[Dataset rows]
===============

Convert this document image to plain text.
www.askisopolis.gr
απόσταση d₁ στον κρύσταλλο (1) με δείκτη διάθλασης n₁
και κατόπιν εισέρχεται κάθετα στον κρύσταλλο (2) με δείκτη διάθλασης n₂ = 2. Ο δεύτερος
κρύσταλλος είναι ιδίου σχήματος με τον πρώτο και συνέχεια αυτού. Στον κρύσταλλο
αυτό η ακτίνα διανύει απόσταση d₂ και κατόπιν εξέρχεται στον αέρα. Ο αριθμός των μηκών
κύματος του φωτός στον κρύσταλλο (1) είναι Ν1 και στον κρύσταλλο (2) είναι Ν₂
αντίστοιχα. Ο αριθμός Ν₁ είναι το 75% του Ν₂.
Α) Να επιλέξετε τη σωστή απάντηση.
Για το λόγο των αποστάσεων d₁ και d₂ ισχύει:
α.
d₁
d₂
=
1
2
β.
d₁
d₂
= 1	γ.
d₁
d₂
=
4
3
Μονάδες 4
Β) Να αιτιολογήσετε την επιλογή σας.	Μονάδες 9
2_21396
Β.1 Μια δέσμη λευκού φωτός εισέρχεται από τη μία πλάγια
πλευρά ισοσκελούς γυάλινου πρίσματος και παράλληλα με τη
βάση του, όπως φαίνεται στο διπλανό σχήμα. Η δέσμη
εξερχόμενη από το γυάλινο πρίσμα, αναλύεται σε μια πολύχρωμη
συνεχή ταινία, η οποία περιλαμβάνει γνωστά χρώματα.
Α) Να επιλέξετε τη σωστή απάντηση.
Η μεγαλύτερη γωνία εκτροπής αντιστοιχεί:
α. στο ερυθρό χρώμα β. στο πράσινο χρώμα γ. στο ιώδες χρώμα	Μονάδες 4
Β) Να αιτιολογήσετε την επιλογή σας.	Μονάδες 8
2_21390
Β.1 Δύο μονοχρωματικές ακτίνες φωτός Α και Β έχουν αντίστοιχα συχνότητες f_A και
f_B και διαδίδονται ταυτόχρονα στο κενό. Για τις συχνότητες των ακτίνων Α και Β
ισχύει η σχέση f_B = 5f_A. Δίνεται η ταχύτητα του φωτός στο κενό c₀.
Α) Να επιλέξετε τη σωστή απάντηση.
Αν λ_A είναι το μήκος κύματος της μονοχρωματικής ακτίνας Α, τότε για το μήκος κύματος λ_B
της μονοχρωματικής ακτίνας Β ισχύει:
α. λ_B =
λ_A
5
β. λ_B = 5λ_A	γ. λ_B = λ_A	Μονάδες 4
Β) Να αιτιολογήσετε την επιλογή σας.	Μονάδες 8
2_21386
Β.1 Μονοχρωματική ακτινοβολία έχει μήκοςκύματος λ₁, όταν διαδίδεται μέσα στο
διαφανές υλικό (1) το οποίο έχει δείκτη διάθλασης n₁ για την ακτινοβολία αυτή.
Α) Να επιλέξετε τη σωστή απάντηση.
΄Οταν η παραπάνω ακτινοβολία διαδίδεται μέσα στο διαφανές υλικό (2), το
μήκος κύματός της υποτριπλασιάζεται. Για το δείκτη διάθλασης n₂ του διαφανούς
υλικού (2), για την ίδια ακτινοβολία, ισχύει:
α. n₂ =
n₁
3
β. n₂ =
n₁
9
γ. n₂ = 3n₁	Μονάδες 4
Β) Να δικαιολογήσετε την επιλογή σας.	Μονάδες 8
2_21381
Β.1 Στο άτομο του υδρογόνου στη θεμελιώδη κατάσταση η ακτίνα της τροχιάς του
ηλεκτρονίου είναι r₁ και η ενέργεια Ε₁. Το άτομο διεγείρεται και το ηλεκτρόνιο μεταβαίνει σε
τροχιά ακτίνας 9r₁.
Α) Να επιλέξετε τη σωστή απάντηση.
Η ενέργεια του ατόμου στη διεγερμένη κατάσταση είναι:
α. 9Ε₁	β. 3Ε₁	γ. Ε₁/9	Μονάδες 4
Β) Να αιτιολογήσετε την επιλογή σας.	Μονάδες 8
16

===============

** REQUIRED WORK **
Search the entries for the word "απόσταση" and copy every line that has it.

** CORRECT RESPONSE **
απόσταση d₁ στον κρύσταλλο (1) με δείκτη διάθλασης n₁
αυτό η ακτίνα διανύει απόσταση d₂ και κατόπιν εξέρχεται στον αέρα. Ο αριθμός των μηκών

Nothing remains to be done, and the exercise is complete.